In the material below, list every line carrying the string "mmWave".

**RECORDS TO PROCESS:**
──────────
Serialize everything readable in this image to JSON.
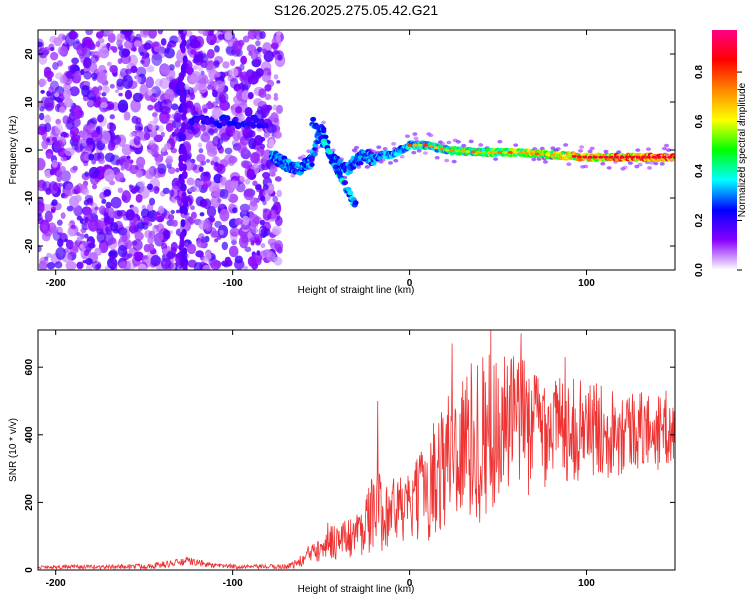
{
  "chart_data": [
    {
      "type": "heatmap",
      "title": "S126.2025.275.05.42.G21",
      "xlabel": "Height of straight line (km)",
      "ylabel": "Frequency (Hz)",
      "xlim": [
        -210,
        150
      ],
      "ylim": [
        -25,
        25
      ],
      "xticks": [
        -200,
        -100,
        0,
        100
      ],
      "yticks": [
        -20,
        -10,
        0,
        10,
        20
      ],
      "colorbar": {
        "label": "Normalized spectral amplitude",
        "range": [
          0.0,
          0.97
        ],
        "ticks": [
          0.0,
          0.2,
          0.4,
          0.6,
          0.8
        ],
        "tick_labels": [
          "0.0",
          "0.2",
          "0.4",
          "0.6",
          "0.8"
        ],
        "colors": [
          "#ffffff",
          "#8800ff",
          "#0000ff",
          "#00ffff",
          "#00ff00",
          "#ffff00",
          "#ff8800",
          "#ff0000",
          "#ff0088"
        ]
      },
      "ridge": {
        "x": [
          -78,
          -70,
          -62,
          -55,
          -50,
          -45,
          -40,
          -35,
          -30,
          -25,
          -20,
          -15,
          -10,
          -5,
          0,
          10,
          20,
          40,
          60,
          80,
          100,
          120,
          150
        ],
        "freq_hz": [
          -1,
          -3,
          -4,
          -2,
          5,
          -1,
          -3,
          -4,
          -2,
          -1,
          -2,
          -1,
          -1,
          0,
          1,
          1,
          0,
          -0.5,
          -0.5,
          -1,
          -1.5,
          -1.5,
          -1.5
        ]
      }
    },
    {
      "type": "line",
      "xlabel": "Height of straight line (km)",
      "ylabel": "SNR (10 * v/v)",
      "xlim": [
        -210,
        150
      ],
      "ylim": [
        0,
        710
      ],
      "xticks": [
        -200,
        -100,
        0,
        100
      ],
      "yticks": [
        0,
        200,
        400,
        600
      ],
      "color": "#ee3333",
      "envelope": {
        "x": [
          -210,
          -170,
          -150,
          -140,
          -125,
          -110,
          -90,
          -70,
          -65,
          -60,
          -55,
          -50,
          -40,
          -30,
          -20,
          -10,
          0,
          20,
          40,
          60,
          80,
          100,
          120,
          140,
          150
        ],
        "y_max": [
          15,
          15,
          20,
          25,
          38,
          20,
          15,
          18,
          30,
          50,
          90,
          150,
          140,
          170,
          290,
          280,
          280,
          520,
          650,
          640,
          580,
          560,
          540,
          520,
          500
        ],
        "y_min": [
          3,
          3,
          3,
          5,
          15,
          5,
          3,
          3,
          5,
          8,
          15,
          20,
          25,
          35,
          50,
          60,
          70,
          90,
          120,
          200,
          250,
          260,
          280,
          290,
          300
        ]
      },
      "peaks": [
        {
          "x": -18,
          "y": 500
        },
        {
          "x": 24,
          "y": 670
        },
        {
          "x": 46,
          "y": 710
        },
        {
          "x": 63,
          "y": 700
        },
        {
          "x": 88,
          "y": 630
        },
        {
          "x": 145,
          "y": 530
        }
      ]
    }
  ]
}
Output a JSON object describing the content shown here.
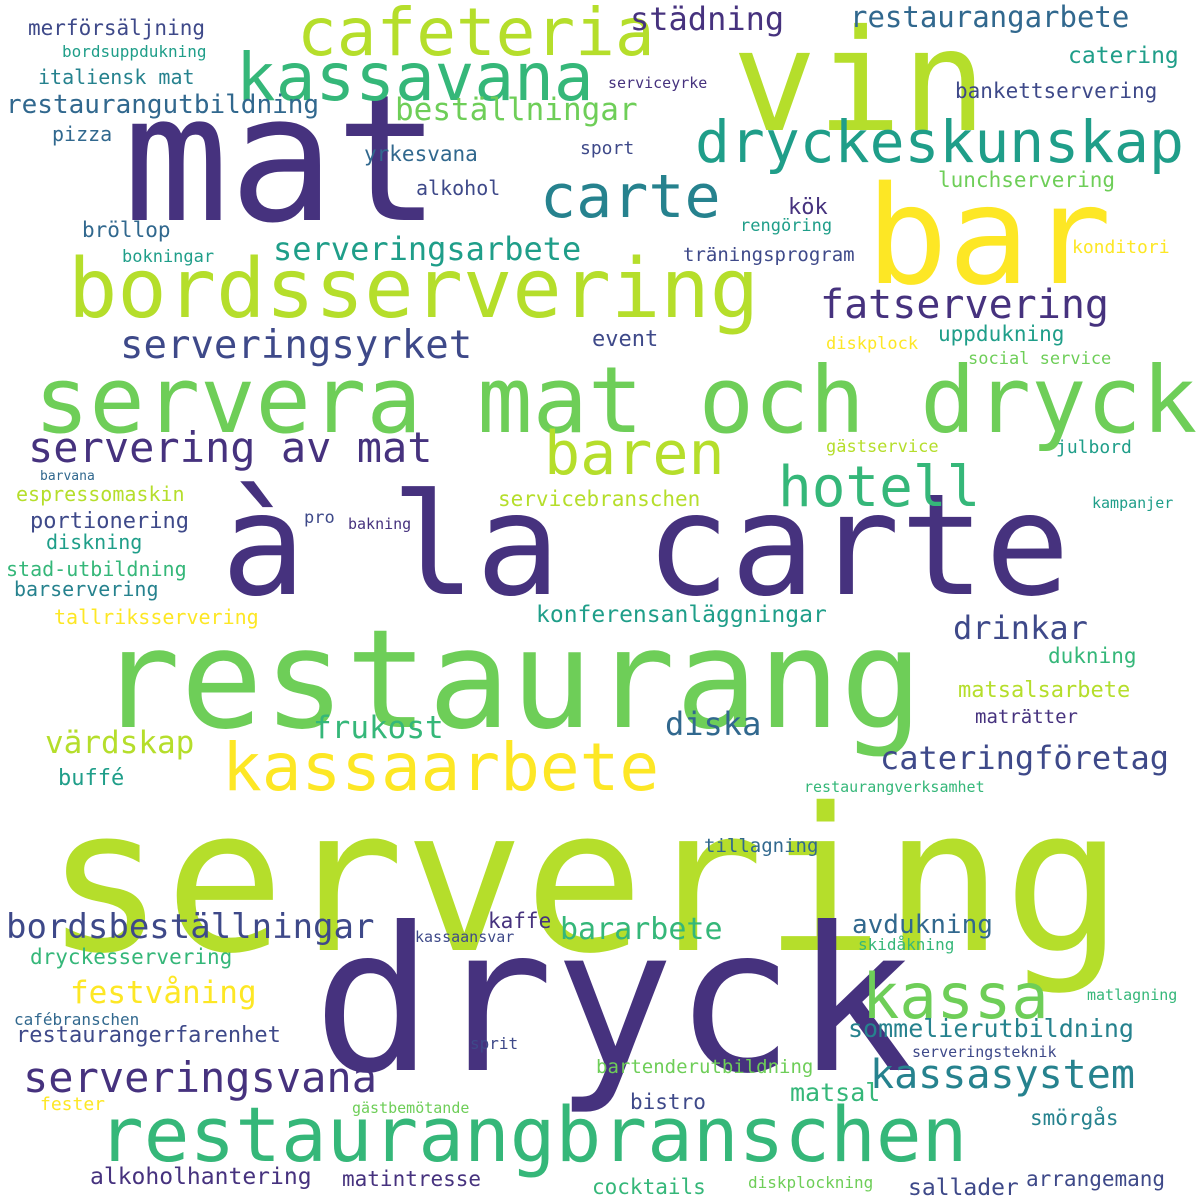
{
  "palette": {
    "dark_purple": "#46327e",
    "purple": "#3e4989",
    "steel_blue": "#31688e",
    "teal": "#26828e",
    "green_teal": "#1f9e89",
    "green": "#35b779",
    "lime_green": "#6ece58",
    "lime": "#b5de2b",
    "yellow": "#fde725"
  },
  "words": [
    {
      "text": "servering",
      "color": "#b5de2b"
    },
    {
      "text": "à la carte",
      "color": "#46327e"
    },
    {
      "text": "restaurang",
      "color": "#6ece58"
    },
    {
      "text": "dryck",
      "color": "#46327e"
    },
    {
      "text": "mat",
      "color": "#46327e"
    },
    {
      "text": "vin",
      "color": "#b5de2b"
    },
    {
      "text": "bar",
      "color": "#fde725"
    },
    {
      "text": "servera mat och dryck",
      "color": "#6ece58"
    },
    {
      "text": "bordsservering",
      "color": "#b5de2b"
    },
    {
      "text": "restaurangbranschen",
      "color": "#35b779"
    },
    {
      "text": "kassaarbete",
      "color": "#fde725"
    },
    {
      "text": "cafeteria",
      "color": "#b5de2b"
    },
    {
      "text": "kassavana",
      "color": "#35b779"
    },
    {
      "text": "dryckeskunskap",
      "color": "#1f9e89"
    },
    {
      "text": "carte",
      "color": "#26828e"
    },
    {
      "text": "baren",
      "color": "#b5de2b"
    },
    {
      "text": "kassa",
      "color": "#6ece58"
    },
    {
      "text": "hotell",
      "color": "#35b779"
    },
    {
      "text": "servering av mat",
      "color": "#46327e"
    },
    {
      "text": "serveringsvana",
      "color": "#46327e"
    },
    {
      "text": "serveringsarbete",
      "color": "#1f9e89"
    },
    {
      "text": "fatservering",
      "color": "#46327e"
    },
    {
      "text": "serveringsyrket",
      "color": "#3e4989"
    },
    {
      "text": "kassasystem",
      "color": "#26828e"
    },
    {
      "text": "bordsbeställningar",
      "color": "#3e4989"
    },
    {
      "text": "städning",
      "color": "#46327e"
    },
    {
      "text": "restaurangarbete",
      "color": "#31688e"
    },
    {
      "text": "beställningar",
      "color": "#6ece58"
    },
    {
      "text": "cateringföretag",
      "color": "#3e4989"
    },
    {
      "text": "drinkar",
      "color": "#3e4989"
    },
    {
      "text": "frukost",
      "color": "#35b779"
    },
    {
      "text": "värdskap",
      "color": "#b5de2b"
    },
    {
      "text": "diska",
      "color": "#31688e"
    },
    {
      "text": "festvåning",
      "color": "#fde725"
    },
    {
      "text": "bararbete",
      "color": "#35b779"
    },
    {
      "text": "avdukning",
      "color": "#31688e"
    },
    {
      "text": "sommelierutbildning",
      "color": "#26828e"
    },
    {
      "text": "restaurangutbildning",
      "color": "#31688e"
    },
    {
      "text": "merförsäljning",
      "color": "#3e4989"
    },
    {
      "text": "bordsuppdukning",
      "color": "#1f9e89"
    },
    {
      "text": "italiensk mat",
      "color": "#26828e"
    },
    {
      "text": "pizza",
      "color": "#31688e"
    },
    {
      "text": "yrkesvana",
      "color": "#31688e"
    },
    {
      "text": "alkohol",
      "color": "#3e4989"
    },
    {
      "text": "sport",
      "color": "#3e4989"
    },
    {
      "text": "serviceyrke",
      "color": "#46327e"
    },
    {
      "text": "catering",
      "color": "#1f9e89"
    },
    {
      "text": "bankettservering",
      "color": "#3e4989"
    },
    {
      "text": "lunchservering",
      "color": "#6ece58"
    },
    {
      "text": "kök",
      "color": "#46327e"
    },
    {
      "text": "rengöring",
      "color": "#1f9e89"
    },
    {
      "text": "bröllop",
      "color": "#31688e"
    },
    {
      "text": "bokningar",
      "color": "#1f9e89"
    },
    {
      "text": "träningsprogram",
      "color": "#3e4989"
    },
    {
      "text": "konditori",
      "color": "#fde725"
    },
    {
      "text": "uppdukning",
      "color": "#1f9e89"
    },
    {
      "text": "event",
      "color": "#3e4989"
    },
    {
      "text": "diskplock",
      "color": "#fde725"
    },
    {
      "text": "social service",
      "color": "#6ece58"
    },
    {
      "text": "gästservice",
      "color": "#b5de2b"
    },
    {
      "text": "julbord",
      "color": "#1f9e89"
    },
    {
      "text": "barvana",
      "color": "#31688e"
    },
    {
      "text": "espressomaskin",
      "color": "#b5de2b"
    },
    {
      "text": "servicebranschen",
      "color": "#b5de2b"
    },
    {
      "text": "portionering",
      "color": "#3e4989"
    },
    {
      "text": "pro",
      "color": "#3e4989"
    },
    {
      "text": "bakning",
      "color": "#46327e"
    },
    {
      "text": "kampanjer",
      "color": "#1f9e89"
    },
    {
      "text": "diskning",
      "color": "#1f9e89"
    },
    {
      "text": "stad-utbildning",
      "color": "#35b779"
    },
    {
      "text": "barservering",
      "color": "#26828e"
    },
    {
      "text": "tallriksservering",
      "color": "#fde725"
    },
    {
      "text": "konferensanläggningar",
      "color": "#1f9e89"
    },
    {
      "text": "dukning",
      "color": "#35b779"
    },
    {
      "text": "matsalsarbete",
      "color": "#b5de2b"
    },
    {
      "text": "maträtter",
      "color": "#46327e"
    },
    {
      "text": "buffé",
      "color": "#1f9e89"
    },
    {
      "text": "restaurangverksamhet",
      "color": "#35b779"
    },
    {
      "text": "tillagning",
      "color": "#31688e"
    },
    {
      "text": "kaffe",
      "color": "#46327e"
    },
    {
      "text": "kassaansvar",
      "color": "#3e4989"
    },
    {
      "text": "skidåkning",
      "color": "#35b779"
    },
    {
      "text": "dryckesservering",
      "color": "#35b779"
    },
    {
      "text": "matlagning",
      "color": "#35b779"
    },
    {
      "text": "cafébranschen",
      "color": "#31688e"
    },
    {
      "text": "restaurangerfarenhet",
      "color": "#3e4989"
    },
    {
      "text": "sprit",
      "color": "#3e4989"
    },
    {
      "text": "serveringsteknik",
      "color": "#3e4989"
    },
    {
      "text": "bartenderutbildning",
      "color": "#6ece58"
    },
    {
      "text": "matsal",
      "color": "#35b779"
    },
    {
      "text": "smörgås",
      "color": "#26828e"
    },
    {
      "text": "bistro",
      "color": "#3e4989"
    },
    {
      "text": "fester",
      "color": "#fde725"
    },
    {
      "text": "gästbemötande",
      "color": "#6ece58"
    },
    {
      "text": "alkoholhantering",
      "color": "#46327e"
    },
    {
      "text": "matintresse",
      "color": "#46327e"
    },
    {
      "text": "cocktails",
      "color": "#35b779"
    },
    {
      "text": "diskplockning",
      "color": "#6ece58"
    },
    {
      "text": "sallader",
      "color": "#3e4989"
    },
    {
      "text": "arrangemang",
      "color": "#3e4989"
    }
  ]
}
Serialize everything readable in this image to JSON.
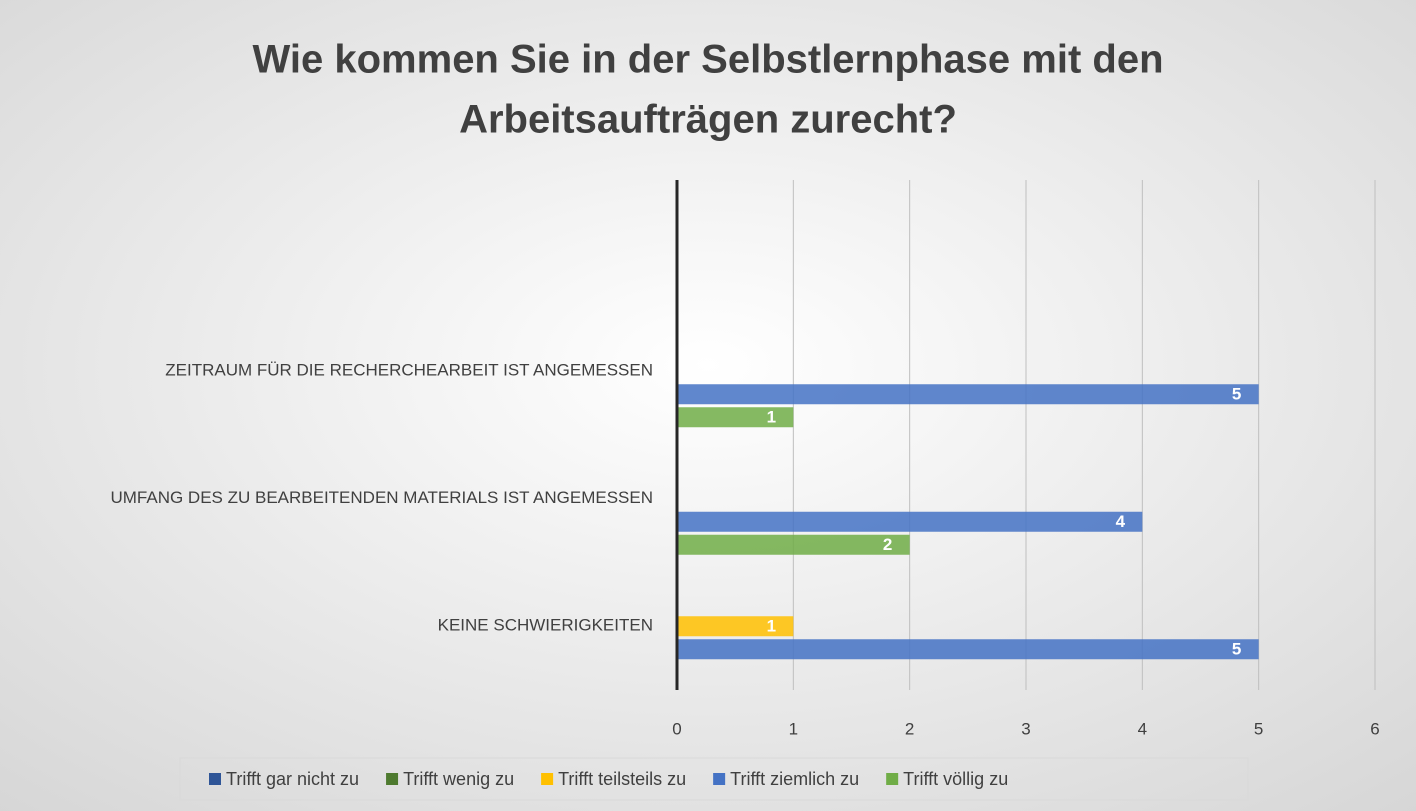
{
  "chart_data": {
    "type": "bar",
    "orientation": "horizontal",
    "title": [
      "Wie kommen Sie in der Selbstlernphase mit den",
      "Arbeitsaufträgen zurecht?"
    ],
    "categories": [
      "KEINE SCHWIERIGKEITEN",
      "UMFANG DES ZU BEARBEITENDEN MATERIALS IST ANGEMESSEN",
      "ZEITRAUM FÜR DIE RECHERCHEARBEIT IST ANGEMESSEN",
      null
    ],
    "series": [
      {
        "name": "Trifft gar nicht zu",
        "color": "#2f5597",
        "values": [
          null,
          null,
          null,
          null
        ]
      },
      {
        "name": "Trifft wenig zu",
        "color": "#4e7a2f",
        "values": [
          null,
          null,
          null,
          null
        ]
      },
      {
        "name": "Trifft teilsteils zu",
        "color": "#ffc000",
        "values": [
          1,
          null,
          null,
          null
        ]
      },
      {
        "name": "Trifft ziemlich zu",
        "color": "#4472c4",
        "values": [
          5,
          4,
          5,
          null
        ]
      },
      {
        "name": "Trifft völlig zu",
        "color": "#70ad47",
        "values": [
          null,
          2,
          1,
          null
        ]
      }
    ],
    "xlim": [
      0,
      6
    ],
    "xticks": [
      0,
      1,
      2,
      3,
      4,
      5,
      6
    ],
    "grid": true,
    "legend": "bottom"
  }
}
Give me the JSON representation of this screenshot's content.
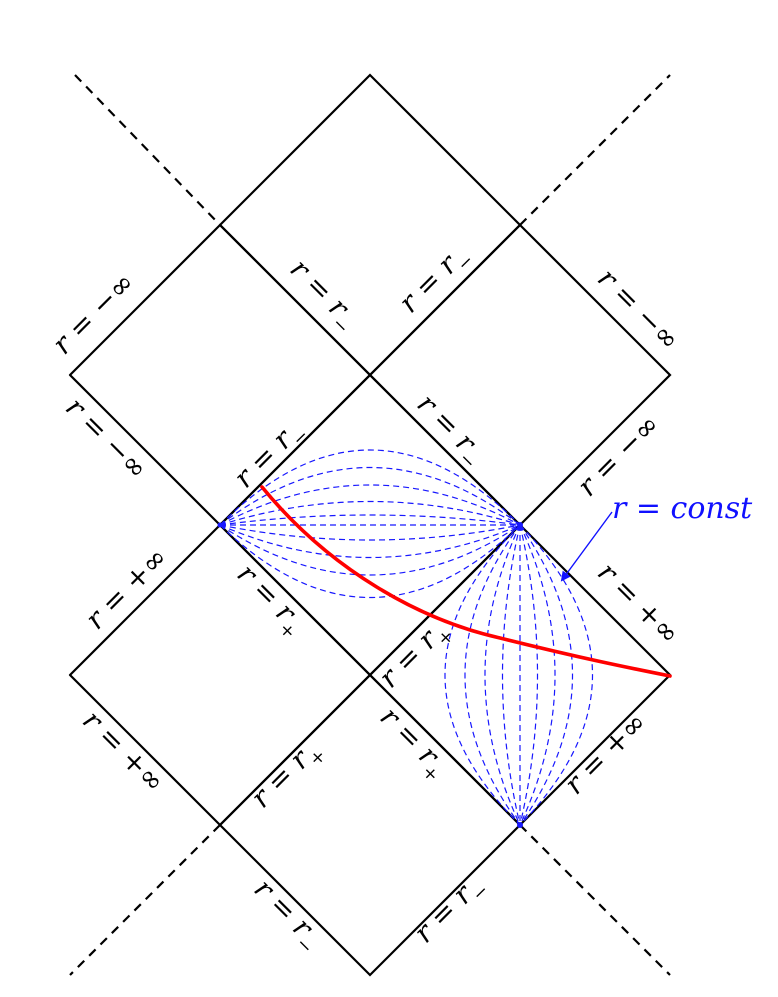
{
  "labels": {
    "r_minus": "r = r",
    "r_plus": "r = r",
    "sub_minus": "−",
    "sub_plus": "+",
    "r_neg_inf": "r = −∞",
    "r_pos_inf": "r = +∞",
    "r_const": "r = const"
  },
  "colors": {
    "lines": "#000000",
    "dashed_curves": "#1818ff",
    "trajectory": "#ff0000",
    "annotation": "#1010ff"
  }
}
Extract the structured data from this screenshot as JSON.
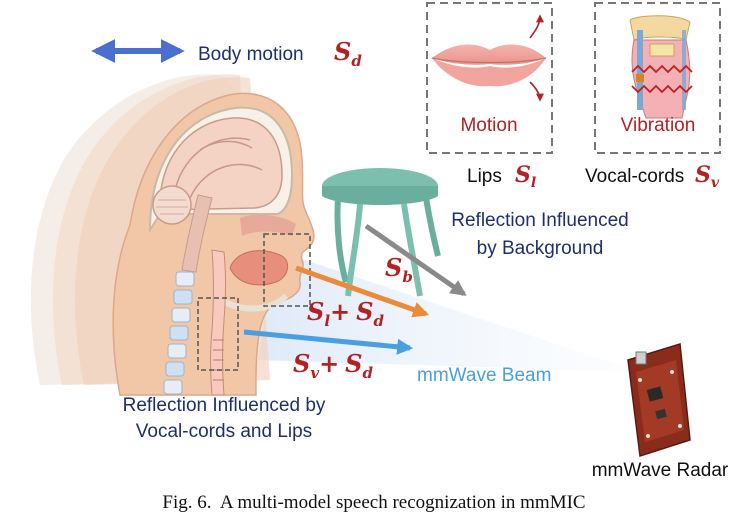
{
  "labels": {
    "body_motion": "Body motion",
    "lips_motion": "Motion",
    "vocal_vibration": "Vibration",
    "lips": "Lips",
    "vocal_cords": "Vocal-cords",
    "bg_reflection_line1": "Reflection Influenced",
    "bg_reflection_line2": "by Background",
    "beam": "mmWave Beam",
    "vc_reflection_line1": "Reflection Influenced by",
    "vc_reflection_line2": "Vocal-cords and Lips",
    "radar": "mmWave Radar"
  },
  "symbols": {
    "s": "S",
    "d": "d",
    "l": "l",
    "v": "v",
    "b": "b",
    "plus": "+"
  },
  "caption": "Fig. 6.  A multi-model speech recognization in mmMIC",
  "colors": {
    "symbol_red": "#b22222",
    "navy_text": "#1f2f6e",
    "beam_blue": "#4a9fe0",
    "arrow_orange": "#ec8a3a",
    "arrow_gray": "#8a8a8a",
    "motion_arrow": "#4a6fd0",
    "table": "#7dbfae",
    "box_dash": "#555555"
  }
}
──────────
**FINAL RESULT:**
    "beam": "mmWave Beam",
    "radar": "mmWave Radar"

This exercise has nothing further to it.